Exercise materials
§ §

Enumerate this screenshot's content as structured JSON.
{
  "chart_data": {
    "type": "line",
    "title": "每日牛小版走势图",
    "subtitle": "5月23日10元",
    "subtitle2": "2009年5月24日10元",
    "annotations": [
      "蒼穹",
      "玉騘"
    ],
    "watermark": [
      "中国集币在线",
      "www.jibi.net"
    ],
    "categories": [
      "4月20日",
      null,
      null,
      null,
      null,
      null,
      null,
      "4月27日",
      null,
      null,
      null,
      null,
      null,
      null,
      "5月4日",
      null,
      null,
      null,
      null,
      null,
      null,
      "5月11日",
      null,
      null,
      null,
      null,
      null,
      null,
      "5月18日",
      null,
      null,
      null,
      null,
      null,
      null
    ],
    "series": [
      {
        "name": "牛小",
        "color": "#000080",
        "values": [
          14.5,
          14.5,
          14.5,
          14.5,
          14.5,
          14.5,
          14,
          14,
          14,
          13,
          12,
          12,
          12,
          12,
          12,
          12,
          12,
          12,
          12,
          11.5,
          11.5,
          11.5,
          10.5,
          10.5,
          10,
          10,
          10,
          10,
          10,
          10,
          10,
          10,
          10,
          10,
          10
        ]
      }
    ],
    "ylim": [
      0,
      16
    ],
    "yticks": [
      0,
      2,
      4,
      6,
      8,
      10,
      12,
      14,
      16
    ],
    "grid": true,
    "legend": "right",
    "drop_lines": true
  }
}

§ §

Exercise requirements
Write out all records exactly, keeping every detail.

Expected answer
Enumerate this screenshot's content as structured JSON.
{
  "chart_data": {
    "type": "line",
    "title": "每日牛小版走势图",
    "subtitle": "5月23日10元",
    "subtitle2": "2009年5月24日10元",
    "annotations": [
      "蒼穹",
      "玉騘"
    ],
    "watermark": [
      "中国集币在线",
      "www.jibi.net"
    ],
    "categories": [
      "4月20日",
      null,
      null,
      null,
      null,
      null,
      null,
      "4月27日",
      null,
      null,
      null,
      null,
      null,
      null,
      "5月4日",
      null,
      null,
      null,
      null,
      null,
      null,
      "5月11日",
      null,
      null,
      null,
      null,
      null,
      null,
      "5月18日",
      null,
      null,
      null,
      null,
      null,
      null
    ],
    "series": [
      {
        "name": "牛小",
        "color": "#000080",
        "values": [
          14.5,
          14.5,
          14.5,
          14.5,
          14.5,
          14.5,
          14,
          14,
          14,
          13,
          12,
          12,
          12,
          12,
          12,
          12,
          12,
          12,
          12,
          11.5,
          11.5,
          11.5,
          10.5,
          10.5,
          10,
          10,
          10,
          10,
          10,
          10,
          10,
          10,
          10,
          10,
          10
        ]
      }
    ],
    "ylim": [
      0,
      16
    ],
    "yticks": [
      0,
      2,
      4,
      6,
      8,
      10,
      12,
      14,
      16
    ],
    "grid": true,
    "legend": "right",
    "drop_lines": true
  }
}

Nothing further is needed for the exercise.